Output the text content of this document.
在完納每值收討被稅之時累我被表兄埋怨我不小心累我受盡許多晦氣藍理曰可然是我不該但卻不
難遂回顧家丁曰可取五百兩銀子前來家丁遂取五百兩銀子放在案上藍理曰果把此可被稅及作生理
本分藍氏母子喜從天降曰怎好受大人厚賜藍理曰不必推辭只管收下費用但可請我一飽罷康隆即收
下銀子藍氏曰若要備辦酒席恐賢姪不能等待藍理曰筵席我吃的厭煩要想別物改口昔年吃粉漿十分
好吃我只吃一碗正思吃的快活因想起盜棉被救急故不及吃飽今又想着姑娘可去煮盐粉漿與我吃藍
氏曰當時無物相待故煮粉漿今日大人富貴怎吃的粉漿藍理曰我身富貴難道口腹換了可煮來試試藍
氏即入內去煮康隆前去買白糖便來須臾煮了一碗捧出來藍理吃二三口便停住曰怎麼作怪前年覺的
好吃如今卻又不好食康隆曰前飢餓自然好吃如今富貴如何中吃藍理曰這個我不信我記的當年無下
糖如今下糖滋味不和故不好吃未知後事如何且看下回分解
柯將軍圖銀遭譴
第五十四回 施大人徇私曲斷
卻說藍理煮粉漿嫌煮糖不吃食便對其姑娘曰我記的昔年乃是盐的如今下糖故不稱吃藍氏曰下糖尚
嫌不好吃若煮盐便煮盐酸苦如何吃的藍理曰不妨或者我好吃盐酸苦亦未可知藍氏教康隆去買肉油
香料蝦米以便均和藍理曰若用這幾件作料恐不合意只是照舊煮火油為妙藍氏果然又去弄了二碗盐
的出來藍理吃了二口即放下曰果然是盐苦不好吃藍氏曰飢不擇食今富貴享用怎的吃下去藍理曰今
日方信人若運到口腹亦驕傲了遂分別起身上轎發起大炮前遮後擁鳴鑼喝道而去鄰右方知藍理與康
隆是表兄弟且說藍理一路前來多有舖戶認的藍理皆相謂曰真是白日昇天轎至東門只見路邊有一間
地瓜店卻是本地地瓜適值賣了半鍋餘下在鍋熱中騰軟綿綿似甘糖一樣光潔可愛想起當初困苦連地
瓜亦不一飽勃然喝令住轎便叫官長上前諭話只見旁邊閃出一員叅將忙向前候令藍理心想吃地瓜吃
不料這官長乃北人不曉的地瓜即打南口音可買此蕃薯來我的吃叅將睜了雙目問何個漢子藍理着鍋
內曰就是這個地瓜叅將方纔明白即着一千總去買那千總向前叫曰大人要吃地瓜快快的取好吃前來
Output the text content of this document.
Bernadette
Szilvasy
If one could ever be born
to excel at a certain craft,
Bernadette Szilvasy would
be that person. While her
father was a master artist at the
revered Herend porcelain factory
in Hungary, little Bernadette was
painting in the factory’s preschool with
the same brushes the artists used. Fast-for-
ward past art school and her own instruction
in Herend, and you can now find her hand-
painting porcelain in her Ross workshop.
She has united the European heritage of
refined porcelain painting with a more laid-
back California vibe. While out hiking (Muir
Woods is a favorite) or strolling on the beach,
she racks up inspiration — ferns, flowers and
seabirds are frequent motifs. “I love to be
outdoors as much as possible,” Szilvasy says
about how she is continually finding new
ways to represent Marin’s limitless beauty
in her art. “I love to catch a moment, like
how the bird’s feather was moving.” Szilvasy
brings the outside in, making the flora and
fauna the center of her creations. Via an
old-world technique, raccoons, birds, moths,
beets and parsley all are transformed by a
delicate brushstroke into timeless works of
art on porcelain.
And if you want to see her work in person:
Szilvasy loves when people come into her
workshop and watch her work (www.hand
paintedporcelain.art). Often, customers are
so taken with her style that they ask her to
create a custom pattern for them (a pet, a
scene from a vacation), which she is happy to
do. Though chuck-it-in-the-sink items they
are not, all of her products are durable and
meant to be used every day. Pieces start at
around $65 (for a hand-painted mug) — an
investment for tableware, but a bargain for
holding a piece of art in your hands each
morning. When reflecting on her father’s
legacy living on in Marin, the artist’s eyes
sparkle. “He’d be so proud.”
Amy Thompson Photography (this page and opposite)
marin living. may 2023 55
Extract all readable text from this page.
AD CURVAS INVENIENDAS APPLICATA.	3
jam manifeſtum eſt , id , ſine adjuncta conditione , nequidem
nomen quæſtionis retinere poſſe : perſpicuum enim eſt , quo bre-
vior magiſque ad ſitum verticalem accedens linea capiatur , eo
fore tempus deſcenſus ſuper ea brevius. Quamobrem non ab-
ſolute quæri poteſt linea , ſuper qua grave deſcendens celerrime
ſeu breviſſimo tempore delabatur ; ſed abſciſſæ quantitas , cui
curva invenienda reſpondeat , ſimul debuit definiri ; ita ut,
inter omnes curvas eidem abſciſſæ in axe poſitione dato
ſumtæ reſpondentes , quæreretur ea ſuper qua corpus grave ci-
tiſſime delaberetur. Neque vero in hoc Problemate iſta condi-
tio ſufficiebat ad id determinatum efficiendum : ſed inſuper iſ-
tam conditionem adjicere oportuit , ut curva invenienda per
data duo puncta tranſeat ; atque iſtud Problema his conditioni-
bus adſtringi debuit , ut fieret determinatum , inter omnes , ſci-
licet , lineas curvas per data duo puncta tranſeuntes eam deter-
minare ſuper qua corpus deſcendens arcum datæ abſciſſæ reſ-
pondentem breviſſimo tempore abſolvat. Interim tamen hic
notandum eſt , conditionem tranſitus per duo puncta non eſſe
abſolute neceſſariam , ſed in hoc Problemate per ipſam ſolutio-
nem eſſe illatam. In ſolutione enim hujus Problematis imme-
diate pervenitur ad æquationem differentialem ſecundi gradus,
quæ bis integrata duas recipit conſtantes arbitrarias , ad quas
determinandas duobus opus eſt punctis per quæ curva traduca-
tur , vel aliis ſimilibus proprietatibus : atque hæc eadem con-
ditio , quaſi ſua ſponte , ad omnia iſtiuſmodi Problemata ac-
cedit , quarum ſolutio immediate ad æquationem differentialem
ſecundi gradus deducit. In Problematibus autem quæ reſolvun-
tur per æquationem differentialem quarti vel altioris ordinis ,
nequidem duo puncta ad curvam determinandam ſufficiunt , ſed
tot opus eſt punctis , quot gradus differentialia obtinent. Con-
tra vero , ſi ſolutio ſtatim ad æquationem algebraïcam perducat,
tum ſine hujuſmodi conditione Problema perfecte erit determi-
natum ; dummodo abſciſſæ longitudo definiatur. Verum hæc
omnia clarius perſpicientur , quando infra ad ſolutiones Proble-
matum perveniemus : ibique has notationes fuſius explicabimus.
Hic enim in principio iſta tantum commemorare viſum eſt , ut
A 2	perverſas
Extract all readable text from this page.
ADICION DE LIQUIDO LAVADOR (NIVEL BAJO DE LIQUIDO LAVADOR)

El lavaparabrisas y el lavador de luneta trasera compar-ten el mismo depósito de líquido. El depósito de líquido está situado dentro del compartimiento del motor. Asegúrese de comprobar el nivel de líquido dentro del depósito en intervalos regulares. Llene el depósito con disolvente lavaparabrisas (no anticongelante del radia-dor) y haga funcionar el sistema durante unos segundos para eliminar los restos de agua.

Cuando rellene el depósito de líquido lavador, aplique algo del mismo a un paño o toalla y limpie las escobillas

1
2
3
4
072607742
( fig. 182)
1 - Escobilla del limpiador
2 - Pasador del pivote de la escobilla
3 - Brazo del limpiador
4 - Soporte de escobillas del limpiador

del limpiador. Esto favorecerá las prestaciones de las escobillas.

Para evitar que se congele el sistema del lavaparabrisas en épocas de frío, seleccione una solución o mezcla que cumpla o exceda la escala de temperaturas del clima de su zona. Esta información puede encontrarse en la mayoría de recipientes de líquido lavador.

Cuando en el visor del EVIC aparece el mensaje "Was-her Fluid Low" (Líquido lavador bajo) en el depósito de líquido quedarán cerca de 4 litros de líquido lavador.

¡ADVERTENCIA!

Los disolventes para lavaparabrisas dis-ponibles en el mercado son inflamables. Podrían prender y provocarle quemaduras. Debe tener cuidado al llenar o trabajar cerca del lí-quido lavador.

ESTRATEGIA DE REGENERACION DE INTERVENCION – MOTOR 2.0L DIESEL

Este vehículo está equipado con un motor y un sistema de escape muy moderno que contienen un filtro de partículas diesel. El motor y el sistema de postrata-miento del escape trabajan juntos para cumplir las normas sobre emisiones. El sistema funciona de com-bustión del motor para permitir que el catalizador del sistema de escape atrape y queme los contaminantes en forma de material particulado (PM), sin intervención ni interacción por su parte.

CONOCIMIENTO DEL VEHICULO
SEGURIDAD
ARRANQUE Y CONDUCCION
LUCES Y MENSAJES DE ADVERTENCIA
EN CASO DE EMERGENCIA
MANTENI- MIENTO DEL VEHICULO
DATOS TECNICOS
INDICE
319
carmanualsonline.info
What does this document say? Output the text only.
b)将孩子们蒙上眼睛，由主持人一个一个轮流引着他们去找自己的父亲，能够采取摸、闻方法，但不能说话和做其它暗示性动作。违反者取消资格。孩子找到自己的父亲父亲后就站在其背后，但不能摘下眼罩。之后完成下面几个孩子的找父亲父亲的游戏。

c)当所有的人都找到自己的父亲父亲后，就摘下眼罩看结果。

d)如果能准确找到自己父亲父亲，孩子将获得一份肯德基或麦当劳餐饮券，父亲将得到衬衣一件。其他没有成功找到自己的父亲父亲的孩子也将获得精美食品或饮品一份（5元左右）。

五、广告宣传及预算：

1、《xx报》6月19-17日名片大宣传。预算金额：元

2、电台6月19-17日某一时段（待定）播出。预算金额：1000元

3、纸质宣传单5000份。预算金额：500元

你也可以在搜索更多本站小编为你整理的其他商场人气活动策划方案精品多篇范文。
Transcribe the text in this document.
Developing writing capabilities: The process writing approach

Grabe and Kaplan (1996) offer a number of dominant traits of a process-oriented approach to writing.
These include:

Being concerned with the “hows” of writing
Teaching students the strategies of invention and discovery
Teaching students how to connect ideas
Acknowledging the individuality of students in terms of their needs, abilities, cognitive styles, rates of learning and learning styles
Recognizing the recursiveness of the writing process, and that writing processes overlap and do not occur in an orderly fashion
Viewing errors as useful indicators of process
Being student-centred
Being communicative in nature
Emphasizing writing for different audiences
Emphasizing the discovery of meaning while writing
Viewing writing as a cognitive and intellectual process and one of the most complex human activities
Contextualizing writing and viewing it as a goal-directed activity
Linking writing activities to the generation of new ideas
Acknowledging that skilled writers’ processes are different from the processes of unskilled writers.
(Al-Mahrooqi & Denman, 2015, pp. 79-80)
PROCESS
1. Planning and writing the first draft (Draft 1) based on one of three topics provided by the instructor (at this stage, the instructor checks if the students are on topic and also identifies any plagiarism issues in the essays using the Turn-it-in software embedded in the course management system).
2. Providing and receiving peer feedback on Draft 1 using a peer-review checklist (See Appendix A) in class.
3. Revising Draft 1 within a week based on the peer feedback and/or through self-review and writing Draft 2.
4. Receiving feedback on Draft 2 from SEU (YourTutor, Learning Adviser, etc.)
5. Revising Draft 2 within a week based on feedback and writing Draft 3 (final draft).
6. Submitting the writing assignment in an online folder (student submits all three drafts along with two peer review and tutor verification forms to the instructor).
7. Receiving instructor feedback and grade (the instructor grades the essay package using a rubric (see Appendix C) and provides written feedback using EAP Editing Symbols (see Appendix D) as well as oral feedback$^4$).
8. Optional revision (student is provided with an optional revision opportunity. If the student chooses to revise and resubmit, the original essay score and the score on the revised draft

_WHAT IS REQUIRED:_ Find how many lines in the material hold the word "differentialem" and state that number alone.

_RESPONSE TO THIS TASK:_ 3